--- BEGIN Data for processing ---

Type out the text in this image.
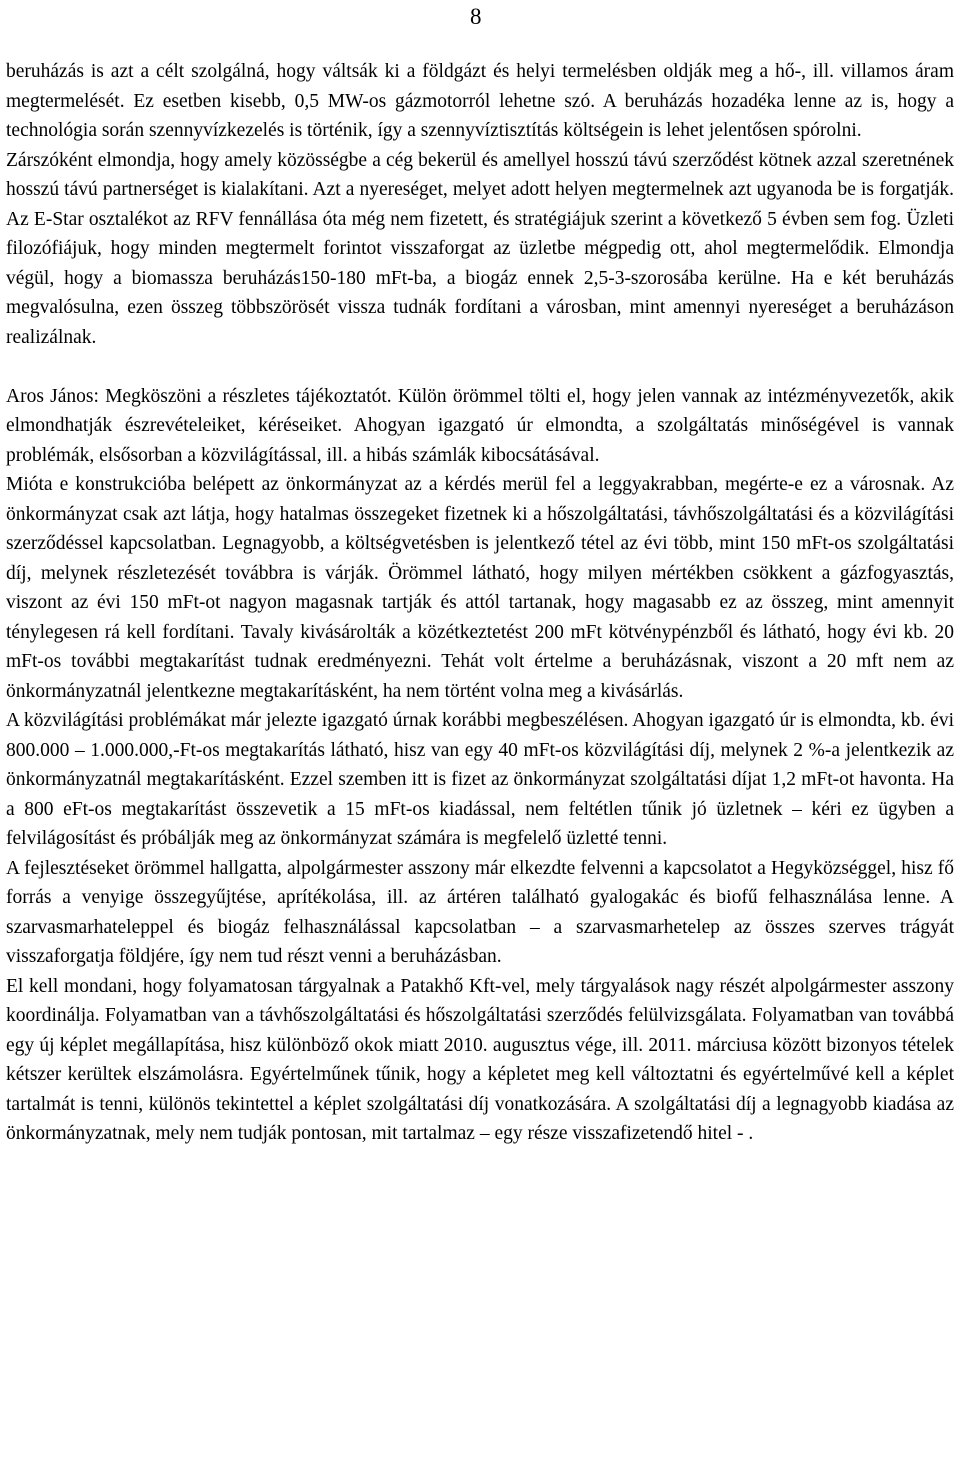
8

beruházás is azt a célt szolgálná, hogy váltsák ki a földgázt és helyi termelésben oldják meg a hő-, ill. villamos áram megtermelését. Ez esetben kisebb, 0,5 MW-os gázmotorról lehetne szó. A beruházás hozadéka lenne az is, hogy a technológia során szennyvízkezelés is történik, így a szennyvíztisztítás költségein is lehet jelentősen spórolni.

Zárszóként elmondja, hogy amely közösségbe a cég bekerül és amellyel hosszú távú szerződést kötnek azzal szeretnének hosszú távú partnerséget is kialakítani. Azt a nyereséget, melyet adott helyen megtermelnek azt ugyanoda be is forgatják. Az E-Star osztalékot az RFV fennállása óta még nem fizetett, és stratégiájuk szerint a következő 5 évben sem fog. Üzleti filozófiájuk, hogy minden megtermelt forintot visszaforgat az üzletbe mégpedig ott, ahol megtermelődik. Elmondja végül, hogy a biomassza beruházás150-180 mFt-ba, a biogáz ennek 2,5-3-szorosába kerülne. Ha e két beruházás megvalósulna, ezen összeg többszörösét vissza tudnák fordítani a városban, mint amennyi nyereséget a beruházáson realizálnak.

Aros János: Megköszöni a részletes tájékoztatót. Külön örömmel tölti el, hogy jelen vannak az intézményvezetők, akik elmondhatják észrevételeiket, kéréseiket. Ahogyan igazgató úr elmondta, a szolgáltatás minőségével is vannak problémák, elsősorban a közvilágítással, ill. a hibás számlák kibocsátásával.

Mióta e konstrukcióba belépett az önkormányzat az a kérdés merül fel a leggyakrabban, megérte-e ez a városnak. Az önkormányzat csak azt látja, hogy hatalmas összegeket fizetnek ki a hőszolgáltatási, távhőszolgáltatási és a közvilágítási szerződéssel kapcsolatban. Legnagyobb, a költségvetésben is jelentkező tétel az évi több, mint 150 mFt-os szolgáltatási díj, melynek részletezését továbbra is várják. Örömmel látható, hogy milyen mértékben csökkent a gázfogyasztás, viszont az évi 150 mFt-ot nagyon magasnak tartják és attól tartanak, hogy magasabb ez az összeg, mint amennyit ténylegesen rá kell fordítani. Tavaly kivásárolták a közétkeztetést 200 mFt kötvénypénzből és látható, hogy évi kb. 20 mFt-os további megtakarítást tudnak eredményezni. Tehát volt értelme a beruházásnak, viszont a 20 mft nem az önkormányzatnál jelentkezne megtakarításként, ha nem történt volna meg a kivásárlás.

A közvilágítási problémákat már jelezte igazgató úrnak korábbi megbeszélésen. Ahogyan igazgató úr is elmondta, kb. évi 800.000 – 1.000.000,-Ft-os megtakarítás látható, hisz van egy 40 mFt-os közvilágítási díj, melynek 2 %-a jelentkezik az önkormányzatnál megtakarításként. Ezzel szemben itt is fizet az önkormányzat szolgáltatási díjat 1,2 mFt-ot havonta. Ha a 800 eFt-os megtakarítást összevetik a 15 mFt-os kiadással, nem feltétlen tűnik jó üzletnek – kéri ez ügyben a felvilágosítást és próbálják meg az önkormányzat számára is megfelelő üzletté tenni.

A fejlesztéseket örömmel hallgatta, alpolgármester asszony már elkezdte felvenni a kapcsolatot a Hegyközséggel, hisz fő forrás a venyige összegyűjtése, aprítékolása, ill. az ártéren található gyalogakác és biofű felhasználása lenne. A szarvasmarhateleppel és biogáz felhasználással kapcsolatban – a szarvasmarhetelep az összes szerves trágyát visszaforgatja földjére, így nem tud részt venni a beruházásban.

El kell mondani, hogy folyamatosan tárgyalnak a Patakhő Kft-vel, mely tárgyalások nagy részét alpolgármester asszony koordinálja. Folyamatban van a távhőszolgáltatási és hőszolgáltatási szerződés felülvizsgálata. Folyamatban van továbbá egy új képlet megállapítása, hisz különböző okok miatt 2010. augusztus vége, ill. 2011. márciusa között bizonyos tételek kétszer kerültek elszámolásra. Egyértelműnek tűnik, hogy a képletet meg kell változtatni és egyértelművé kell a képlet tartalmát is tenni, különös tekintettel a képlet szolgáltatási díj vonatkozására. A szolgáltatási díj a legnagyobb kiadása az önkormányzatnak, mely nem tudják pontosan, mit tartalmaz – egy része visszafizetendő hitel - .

--- END Data for processing ---
--- BEGIN Data for processing ---

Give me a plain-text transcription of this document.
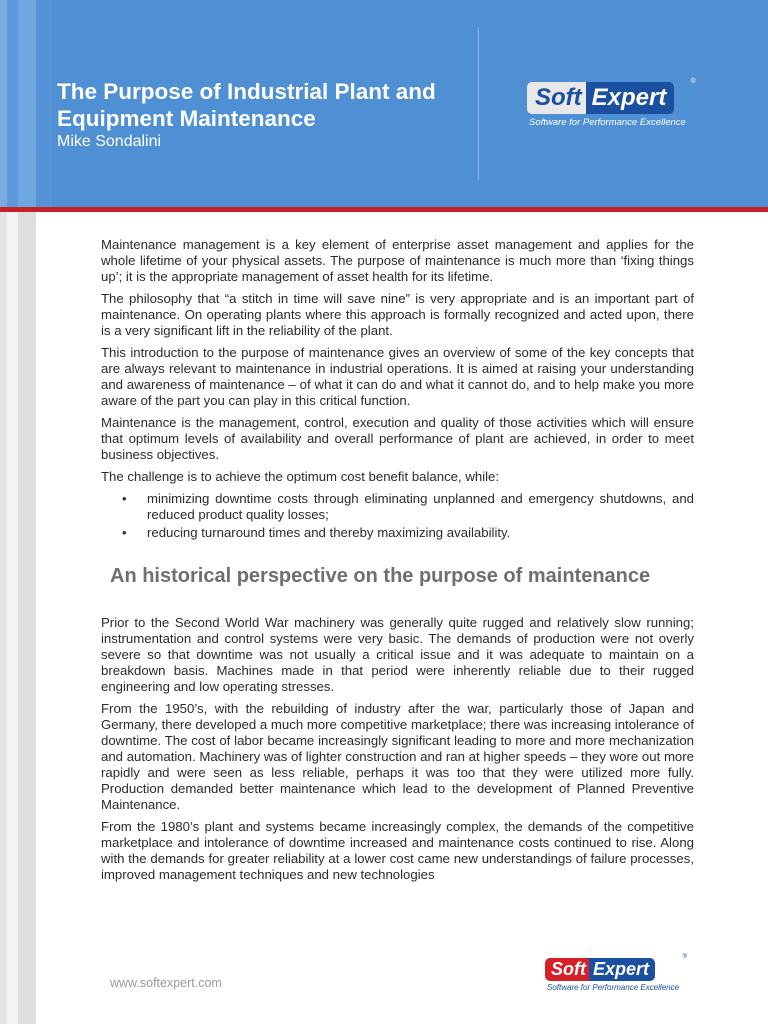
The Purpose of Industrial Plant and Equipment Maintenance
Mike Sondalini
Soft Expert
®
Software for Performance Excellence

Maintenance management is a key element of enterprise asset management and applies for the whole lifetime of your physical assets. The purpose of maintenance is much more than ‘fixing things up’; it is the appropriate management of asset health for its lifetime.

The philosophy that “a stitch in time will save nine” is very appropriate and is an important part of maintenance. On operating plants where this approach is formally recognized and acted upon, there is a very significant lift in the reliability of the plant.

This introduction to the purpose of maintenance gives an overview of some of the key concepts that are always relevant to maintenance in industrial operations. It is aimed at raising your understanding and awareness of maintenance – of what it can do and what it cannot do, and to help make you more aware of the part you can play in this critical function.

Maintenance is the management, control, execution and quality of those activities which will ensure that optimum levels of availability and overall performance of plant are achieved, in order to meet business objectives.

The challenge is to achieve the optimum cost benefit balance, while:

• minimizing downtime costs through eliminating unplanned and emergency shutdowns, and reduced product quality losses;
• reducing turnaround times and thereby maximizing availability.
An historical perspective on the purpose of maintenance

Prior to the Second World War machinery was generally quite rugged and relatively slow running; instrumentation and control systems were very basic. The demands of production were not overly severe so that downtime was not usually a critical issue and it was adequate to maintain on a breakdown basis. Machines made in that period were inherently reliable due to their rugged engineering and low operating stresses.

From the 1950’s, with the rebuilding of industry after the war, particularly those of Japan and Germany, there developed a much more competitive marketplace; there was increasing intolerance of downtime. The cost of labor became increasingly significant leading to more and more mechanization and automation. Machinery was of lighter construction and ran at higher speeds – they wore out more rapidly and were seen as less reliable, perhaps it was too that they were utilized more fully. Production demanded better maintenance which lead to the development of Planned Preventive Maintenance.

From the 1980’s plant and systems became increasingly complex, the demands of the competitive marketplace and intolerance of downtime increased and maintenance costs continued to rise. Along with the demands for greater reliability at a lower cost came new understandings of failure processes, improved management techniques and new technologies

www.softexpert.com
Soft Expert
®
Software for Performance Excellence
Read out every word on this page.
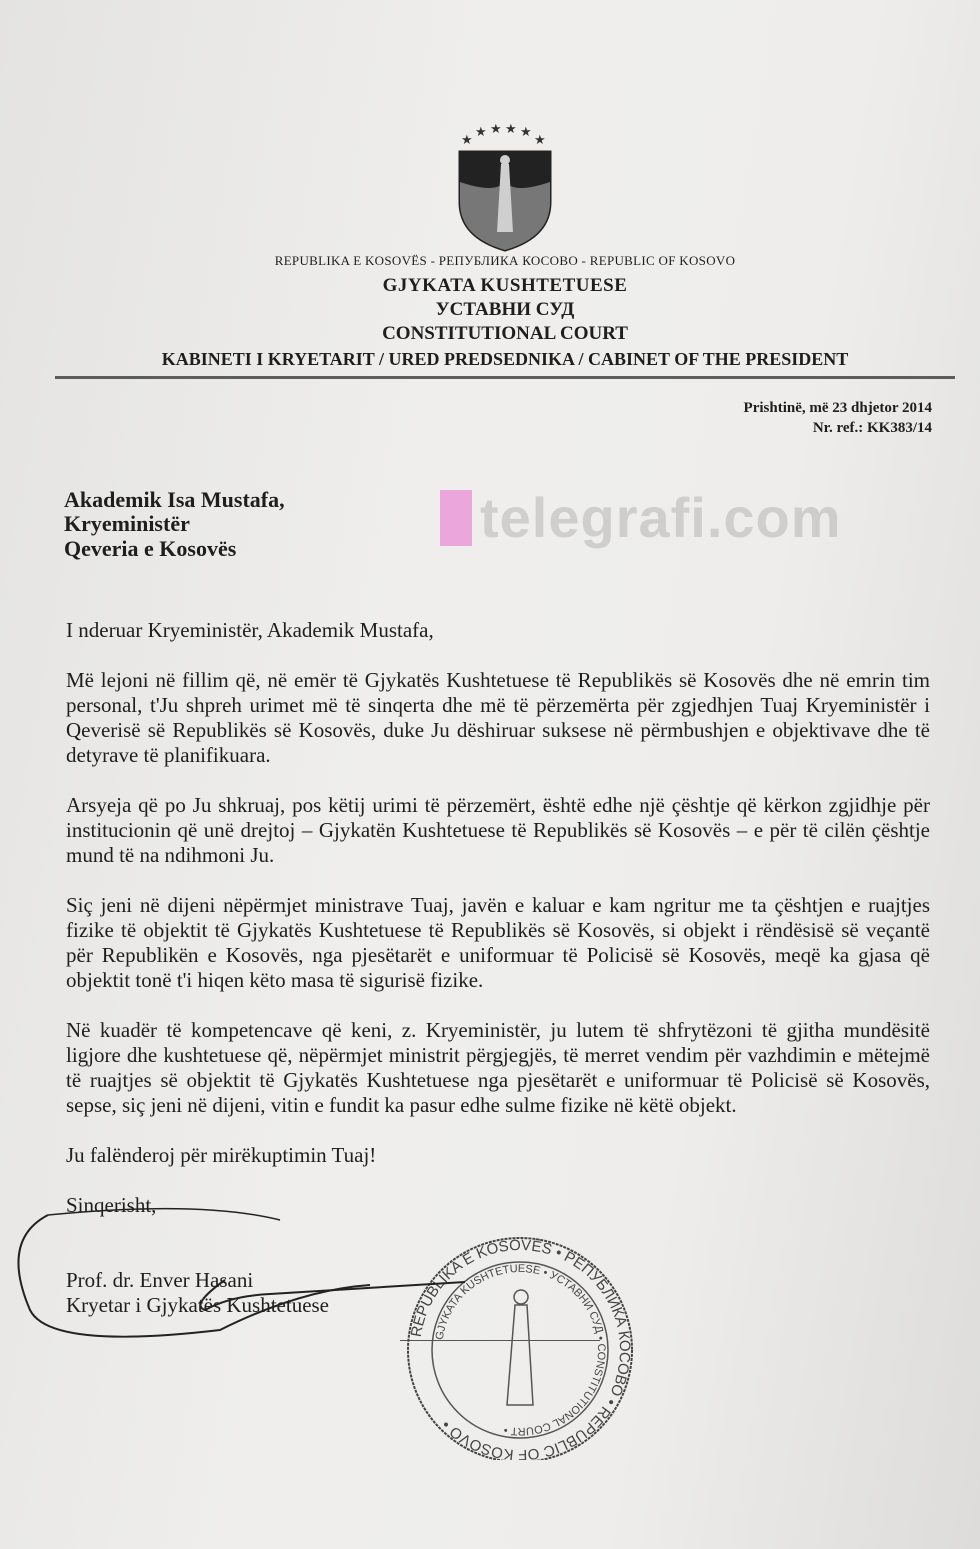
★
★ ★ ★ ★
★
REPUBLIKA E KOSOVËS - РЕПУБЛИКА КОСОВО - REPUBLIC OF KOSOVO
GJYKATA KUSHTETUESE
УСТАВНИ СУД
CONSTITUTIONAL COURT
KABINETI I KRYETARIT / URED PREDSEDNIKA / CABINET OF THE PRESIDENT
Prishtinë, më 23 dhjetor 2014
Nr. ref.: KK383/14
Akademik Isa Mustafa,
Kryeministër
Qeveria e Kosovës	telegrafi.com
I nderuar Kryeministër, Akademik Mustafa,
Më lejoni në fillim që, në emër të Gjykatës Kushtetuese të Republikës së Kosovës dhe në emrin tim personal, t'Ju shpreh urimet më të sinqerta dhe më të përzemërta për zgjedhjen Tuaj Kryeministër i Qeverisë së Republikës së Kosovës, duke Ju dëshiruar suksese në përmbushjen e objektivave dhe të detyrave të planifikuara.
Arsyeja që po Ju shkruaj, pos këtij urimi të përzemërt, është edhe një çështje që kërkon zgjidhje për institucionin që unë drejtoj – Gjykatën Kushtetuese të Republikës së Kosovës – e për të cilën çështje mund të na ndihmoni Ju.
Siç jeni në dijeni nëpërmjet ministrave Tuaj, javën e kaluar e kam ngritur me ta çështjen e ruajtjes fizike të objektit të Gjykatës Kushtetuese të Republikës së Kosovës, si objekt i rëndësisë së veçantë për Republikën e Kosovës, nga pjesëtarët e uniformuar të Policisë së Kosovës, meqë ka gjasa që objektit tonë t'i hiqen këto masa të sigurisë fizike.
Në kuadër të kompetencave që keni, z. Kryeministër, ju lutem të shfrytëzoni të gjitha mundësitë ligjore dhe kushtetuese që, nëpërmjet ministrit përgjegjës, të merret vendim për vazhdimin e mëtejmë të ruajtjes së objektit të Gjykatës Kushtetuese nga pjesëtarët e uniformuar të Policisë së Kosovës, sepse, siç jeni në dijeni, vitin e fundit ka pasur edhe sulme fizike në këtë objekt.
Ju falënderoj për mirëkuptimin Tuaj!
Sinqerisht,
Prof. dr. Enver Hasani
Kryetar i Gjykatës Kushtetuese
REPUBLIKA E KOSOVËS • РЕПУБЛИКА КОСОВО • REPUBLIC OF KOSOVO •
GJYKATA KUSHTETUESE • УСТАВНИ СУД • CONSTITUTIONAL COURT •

--- END Data for processing ---
--- BEGIN Data for processing ---

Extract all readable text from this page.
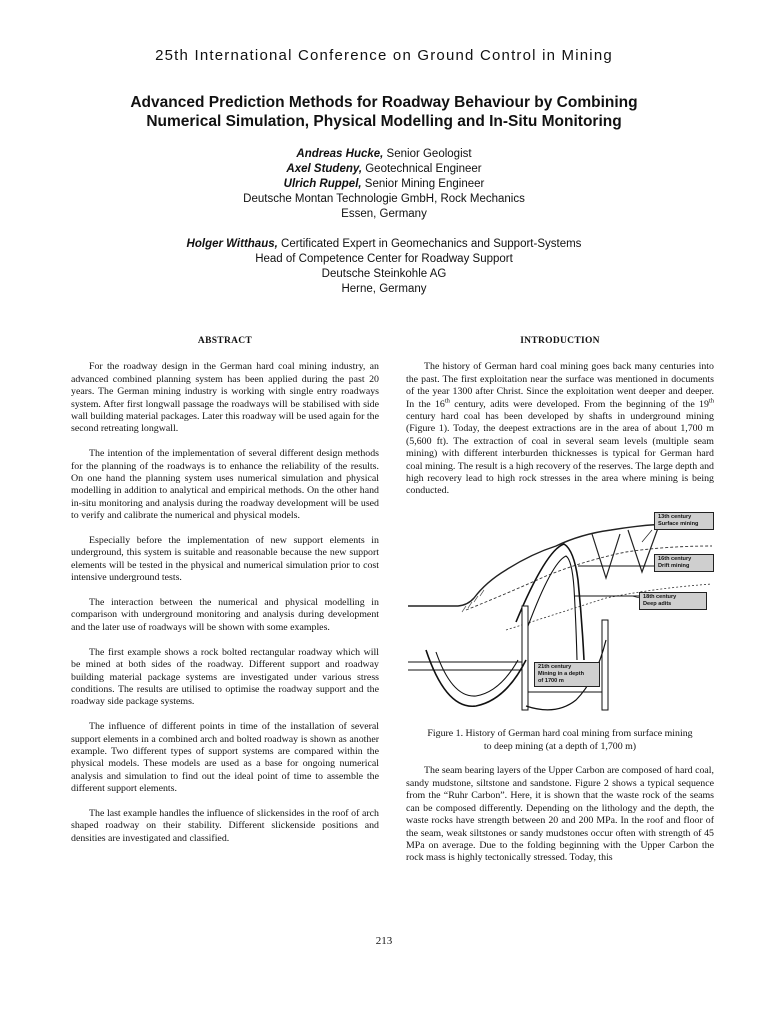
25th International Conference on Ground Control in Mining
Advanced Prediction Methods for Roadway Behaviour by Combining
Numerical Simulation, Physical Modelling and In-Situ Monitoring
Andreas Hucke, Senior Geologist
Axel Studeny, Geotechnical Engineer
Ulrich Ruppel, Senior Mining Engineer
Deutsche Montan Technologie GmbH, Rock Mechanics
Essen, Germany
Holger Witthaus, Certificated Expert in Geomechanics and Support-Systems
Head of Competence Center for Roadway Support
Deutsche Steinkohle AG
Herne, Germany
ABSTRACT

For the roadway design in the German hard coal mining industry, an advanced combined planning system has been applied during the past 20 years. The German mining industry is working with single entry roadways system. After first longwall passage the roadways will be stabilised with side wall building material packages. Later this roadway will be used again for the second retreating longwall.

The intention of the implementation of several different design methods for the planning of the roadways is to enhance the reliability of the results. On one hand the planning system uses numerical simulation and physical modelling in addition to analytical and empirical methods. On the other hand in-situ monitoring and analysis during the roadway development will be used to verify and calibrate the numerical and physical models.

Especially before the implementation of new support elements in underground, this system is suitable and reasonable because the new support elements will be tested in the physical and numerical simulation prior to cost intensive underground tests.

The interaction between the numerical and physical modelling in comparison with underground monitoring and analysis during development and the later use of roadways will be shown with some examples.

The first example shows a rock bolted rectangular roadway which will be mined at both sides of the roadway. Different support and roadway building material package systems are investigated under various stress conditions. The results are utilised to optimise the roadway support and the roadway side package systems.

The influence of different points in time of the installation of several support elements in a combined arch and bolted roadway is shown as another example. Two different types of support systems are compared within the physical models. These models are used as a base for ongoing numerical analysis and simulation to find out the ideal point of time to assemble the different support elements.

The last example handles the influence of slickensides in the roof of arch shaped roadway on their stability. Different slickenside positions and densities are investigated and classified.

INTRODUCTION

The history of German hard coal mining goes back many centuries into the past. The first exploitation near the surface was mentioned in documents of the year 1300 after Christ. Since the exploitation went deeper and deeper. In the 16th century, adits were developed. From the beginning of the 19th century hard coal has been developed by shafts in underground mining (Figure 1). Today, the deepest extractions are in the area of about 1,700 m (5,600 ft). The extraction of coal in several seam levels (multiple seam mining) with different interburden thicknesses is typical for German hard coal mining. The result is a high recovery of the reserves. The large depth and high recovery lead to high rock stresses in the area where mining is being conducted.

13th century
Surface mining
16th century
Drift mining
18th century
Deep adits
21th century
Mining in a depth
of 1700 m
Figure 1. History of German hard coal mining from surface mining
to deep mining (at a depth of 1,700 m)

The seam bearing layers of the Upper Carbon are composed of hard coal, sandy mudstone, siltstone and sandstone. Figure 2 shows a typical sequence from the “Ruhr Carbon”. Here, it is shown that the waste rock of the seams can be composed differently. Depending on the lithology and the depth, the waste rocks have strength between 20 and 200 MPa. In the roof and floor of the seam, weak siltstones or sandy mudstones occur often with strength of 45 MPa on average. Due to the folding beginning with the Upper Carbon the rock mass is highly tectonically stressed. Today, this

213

--- END Data for processing ---

→ To do: Among the entries above, how many lines hold the string "implementation"? Respond with nothing but the number.

→ Result: 2